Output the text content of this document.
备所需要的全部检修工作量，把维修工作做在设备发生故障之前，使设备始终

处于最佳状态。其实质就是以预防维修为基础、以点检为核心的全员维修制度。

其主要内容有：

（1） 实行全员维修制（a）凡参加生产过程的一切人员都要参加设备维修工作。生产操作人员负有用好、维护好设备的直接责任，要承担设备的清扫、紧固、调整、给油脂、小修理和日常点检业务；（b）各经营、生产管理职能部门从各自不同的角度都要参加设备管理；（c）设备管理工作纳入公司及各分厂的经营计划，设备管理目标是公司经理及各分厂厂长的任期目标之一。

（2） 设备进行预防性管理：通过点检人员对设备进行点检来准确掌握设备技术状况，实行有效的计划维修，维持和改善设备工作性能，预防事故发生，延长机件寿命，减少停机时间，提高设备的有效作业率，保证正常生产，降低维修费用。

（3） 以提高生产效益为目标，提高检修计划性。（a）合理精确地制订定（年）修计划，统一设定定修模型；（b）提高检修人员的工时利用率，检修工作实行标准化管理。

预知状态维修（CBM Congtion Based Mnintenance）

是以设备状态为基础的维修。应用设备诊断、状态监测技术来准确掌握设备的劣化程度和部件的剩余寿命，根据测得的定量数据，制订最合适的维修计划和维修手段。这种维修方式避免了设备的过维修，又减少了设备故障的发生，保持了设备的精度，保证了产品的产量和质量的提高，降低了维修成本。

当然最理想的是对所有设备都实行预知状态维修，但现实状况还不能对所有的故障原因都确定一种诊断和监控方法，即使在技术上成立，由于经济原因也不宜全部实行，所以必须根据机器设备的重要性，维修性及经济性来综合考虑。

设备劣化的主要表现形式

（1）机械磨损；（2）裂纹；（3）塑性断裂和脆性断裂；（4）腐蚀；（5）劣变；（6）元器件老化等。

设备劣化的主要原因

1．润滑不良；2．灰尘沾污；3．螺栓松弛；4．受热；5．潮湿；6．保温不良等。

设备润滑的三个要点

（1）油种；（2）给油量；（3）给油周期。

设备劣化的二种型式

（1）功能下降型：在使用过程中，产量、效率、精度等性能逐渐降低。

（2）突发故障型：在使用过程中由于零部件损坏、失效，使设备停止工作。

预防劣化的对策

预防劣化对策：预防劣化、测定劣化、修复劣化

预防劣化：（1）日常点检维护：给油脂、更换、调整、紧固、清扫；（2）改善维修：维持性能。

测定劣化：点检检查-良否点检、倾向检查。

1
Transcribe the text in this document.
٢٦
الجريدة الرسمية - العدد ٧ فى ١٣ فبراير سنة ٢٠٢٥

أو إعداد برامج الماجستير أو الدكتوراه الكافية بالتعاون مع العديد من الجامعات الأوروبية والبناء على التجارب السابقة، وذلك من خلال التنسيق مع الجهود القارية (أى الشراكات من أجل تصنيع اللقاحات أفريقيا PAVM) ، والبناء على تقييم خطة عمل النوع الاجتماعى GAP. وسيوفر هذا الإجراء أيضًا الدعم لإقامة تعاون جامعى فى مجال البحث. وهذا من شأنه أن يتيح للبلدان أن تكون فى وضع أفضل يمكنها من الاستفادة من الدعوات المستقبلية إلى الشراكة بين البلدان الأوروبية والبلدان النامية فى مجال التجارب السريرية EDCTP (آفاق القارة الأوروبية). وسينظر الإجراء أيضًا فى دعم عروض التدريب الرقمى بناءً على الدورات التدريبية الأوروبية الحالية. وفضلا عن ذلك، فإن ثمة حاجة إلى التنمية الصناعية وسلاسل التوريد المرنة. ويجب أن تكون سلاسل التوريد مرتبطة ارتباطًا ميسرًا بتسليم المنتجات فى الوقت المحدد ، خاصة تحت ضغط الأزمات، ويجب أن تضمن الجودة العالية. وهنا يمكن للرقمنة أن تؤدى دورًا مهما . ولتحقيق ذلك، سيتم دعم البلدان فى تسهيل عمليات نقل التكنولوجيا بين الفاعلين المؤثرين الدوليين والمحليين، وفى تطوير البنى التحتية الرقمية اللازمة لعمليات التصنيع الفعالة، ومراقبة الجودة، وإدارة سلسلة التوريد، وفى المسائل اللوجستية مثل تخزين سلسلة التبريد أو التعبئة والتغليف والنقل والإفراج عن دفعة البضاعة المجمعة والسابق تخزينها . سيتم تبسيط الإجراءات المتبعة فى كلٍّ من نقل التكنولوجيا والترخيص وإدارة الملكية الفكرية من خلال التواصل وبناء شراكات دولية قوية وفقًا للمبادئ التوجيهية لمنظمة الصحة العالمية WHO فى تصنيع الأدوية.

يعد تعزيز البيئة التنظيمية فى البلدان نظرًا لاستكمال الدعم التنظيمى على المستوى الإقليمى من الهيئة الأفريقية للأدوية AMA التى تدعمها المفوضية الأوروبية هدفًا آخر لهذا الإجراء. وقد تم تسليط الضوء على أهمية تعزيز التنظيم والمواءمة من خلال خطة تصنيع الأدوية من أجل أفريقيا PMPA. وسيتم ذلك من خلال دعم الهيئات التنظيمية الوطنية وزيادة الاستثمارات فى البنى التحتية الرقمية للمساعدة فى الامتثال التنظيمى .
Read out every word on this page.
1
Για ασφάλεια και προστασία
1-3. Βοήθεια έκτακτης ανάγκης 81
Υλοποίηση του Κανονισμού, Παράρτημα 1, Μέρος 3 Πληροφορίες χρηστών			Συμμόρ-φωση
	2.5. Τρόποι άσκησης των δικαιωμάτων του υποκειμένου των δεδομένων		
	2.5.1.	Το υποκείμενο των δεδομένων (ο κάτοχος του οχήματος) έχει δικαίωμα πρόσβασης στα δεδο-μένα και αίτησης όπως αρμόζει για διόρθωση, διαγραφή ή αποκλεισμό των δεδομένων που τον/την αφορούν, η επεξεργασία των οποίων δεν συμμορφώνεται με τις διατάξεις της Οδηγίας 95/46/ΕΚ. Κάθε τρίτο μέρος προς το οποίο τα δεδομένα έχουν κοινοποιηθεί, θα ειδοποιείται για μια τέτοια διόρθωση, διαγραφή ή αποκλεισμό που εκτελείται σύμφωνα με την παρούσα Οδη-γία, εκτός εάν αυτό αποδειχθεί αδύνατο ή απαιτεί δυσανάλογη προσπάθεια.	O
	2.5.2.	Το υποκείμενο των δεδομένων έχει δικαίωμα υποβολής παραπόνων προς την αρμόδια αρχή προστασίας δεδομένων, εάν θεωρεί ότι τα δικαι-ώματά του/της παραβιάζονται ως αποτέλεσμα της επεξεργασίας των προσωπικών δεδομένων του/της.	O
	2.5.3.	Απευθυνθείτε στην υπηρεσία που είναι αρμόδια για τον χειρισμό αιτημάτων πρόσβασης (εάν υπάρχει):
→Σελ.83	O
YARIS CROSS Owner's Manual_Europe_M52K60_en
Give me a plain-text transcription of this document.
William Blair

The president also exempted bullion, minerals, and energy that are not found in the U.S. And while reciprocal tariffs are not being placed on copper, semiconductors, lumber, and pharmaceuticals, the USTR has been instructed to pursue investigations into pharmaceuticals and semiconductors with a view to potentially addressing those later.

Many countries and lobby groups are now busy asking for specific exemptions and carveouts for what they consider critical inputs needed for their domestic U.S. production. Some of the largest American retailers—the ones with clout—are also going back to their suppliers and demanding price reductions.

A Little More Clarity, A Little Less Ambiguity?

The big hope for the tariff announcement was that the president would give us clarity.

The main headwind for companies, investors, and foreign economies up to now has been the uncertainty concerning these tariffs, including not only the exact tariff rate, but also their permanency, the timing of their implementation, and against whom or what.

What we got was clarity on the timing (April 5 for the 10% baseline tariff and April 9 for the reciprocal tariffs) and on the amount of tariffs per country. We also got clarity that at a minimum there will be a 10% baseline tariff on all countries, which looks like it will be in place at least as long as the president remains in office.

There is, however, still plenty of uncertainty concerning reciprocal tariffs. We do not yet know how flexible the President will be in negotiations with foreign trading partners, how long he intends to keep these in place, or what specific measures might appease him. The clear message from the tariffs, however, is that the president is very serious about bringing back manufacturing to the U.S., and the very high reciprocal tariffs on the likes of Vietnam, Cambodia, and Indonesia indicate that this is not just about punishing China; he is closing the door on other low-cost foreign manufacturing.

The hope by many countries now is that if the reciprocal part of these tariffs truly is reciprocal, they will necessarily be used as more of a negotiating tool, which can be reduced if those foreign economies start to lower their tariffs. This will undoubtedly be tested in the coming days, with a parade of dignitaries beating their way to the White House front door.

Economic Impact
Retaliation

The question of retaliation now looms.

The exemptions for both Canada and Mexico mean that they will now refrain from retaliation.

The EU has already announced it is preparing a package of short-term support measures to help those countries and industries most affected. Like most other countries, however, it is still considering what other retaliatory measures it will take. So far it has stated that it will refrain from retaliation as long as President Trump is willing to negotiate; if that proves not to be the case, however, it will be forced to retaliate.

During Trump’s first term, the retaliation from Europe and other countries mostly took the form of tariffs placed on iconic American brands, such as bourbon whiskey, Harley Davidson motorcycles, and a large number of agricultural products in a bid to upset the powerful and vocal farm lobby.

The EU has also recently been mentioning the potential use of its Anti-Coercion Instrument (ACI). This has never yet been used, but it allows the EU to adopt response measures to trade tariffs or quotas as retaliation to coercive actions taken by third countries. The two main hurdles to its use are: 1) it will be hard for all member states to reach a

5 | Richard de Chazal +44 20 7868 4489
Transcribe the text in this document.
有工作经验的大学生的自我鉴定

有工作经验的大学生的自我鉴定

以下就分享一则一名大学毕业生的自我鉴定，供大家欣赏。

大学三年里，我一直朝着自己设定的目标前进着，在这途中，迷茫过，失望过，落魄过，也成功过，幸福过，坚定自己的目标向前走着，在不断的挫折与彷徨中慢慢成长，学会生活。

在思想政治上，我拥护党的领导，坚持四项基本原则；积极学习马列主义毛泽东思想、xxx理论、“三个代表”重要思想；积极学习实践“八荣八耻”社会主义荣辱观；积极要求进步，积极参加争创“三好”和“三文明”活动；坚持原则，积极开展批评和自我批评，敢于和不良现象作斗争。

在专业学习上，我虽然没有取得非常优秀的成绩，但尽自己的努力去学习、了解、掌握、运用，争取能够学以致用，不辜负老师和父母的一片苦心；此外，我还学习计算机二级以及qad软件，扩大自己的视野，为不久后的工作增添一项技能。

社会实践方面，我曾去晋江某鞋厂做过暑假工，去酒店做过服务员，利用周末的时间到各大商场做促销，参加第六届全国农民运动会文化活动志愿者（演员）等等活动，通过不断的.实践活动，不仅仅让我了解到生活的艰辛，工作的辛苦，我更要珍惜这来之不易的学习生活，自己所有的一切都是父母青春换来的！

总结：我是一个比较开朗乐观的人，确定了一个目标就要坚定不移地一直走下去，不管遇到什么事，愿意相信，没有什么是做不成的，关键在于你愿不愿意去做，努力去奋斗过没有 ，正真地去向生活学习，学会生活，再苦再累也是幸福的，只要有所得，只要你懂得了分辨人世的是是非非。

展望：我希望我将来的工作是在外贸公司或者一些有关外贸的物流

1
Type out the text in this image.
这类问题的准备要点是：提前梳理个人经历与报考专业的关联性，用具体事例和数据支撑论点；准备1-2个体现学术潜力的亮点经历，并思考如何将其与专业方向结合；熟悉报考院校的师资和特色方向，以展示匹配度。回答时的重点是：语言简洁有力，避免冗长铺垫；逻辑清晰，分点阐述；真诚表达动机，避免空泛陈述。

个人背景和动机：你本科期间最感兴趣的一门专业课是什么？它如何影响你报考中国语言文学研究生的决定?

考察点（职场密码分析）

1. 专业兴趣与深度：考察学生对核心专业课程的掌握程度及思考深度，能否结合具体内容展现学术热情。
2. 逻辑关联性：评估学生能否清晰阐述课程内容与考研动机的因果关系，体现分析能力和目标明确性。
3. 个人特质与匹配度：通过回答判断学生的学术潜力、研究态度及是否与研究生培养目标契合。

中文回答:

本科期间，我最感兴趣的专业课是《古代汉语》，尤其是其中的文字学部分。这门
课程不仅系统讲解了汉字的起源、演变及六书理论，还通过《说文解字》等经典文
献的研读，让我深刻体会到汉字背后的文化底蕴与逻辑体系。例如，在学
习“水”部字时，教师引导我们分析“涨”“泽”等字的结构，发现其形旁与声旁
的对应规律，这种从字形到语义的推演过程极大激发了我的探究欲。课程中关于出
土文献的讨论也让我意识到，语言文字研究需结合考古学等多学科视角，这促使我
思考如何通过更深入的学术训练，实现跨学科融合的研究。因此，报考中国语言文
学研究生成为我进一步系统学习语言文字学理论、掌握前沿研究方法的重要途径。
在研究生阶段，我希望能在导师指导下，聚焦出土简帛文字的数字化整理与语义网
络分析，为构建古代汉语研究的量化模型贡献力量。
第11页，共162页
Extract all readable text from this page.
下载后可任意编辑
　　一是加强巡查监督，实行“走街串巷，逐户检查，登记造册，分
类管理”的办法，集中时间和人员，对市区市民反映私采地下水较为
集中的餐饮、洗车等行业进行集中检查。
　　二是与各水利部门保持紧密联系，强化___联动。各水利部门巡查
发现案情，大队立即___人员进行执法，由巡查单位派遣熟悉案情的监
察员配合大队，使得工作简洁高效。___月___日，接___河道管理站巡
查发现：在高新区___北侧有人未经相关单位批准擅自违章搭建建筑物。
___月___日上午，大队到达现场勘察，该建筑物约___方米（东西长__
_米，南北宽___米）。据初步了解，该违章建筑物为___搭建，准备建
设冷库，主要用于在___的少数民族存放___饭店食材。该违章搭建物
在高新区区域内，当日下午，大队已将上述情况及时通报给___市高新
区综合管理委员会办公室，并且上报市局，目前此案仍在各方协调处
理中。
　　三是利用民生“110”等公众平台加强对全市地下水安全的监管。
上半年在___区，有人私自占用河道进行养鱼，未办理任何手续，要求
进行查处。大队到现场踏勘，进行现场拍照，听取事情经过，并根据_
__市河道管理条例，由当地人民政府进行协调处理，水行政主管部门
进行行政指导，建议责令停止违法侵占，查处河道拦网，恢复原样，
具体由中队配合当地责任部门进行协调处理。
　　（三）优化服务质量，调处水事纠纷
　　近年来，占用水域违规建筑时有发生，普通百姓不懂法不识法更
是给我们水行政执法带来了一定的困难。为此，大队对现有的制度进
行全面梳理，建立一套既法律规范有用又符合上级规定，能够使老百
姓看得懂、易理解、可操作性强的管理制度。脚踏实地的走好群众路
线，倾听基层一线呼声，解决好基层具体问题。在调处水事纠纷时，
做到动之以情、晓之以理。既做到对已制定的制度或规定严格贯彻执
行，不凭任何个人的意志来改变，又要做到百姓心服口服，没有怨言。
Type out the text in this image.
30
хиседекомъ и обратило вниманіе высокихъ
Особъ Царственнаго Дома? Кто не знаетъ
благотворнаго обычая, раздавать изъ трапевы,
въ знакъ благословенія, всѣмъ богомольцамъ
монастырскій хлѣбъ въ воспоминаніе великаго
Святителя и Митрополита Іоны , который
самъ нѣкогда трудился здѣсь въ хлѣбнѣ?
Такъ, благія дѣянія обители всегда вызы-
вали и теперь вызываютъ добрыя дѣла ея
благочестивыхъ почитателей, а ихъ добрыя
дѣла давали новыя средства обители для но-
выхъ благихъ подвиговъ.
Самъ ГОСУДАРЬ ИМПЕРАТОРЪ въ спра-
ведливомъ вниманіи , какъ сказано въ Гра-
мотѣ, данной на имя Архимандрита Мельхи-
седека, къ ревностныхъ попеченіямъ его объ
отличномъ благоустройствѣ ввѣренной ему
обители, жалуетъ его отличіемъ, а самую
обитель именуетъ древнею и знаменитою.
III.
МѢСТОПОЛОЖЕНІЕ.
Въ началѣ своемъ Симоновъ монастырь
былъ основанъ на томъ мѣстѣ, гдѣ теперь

━━━

» **EXERCISE DETAILS**:
Reproduce each line of the entries in which the word "document" is found.

» **COMPLETE ANSWER**:
Output the text content of this document.
Transcribe the text in this document.
Give me a plain-text transcription of this document.
Transcribe the text in this document.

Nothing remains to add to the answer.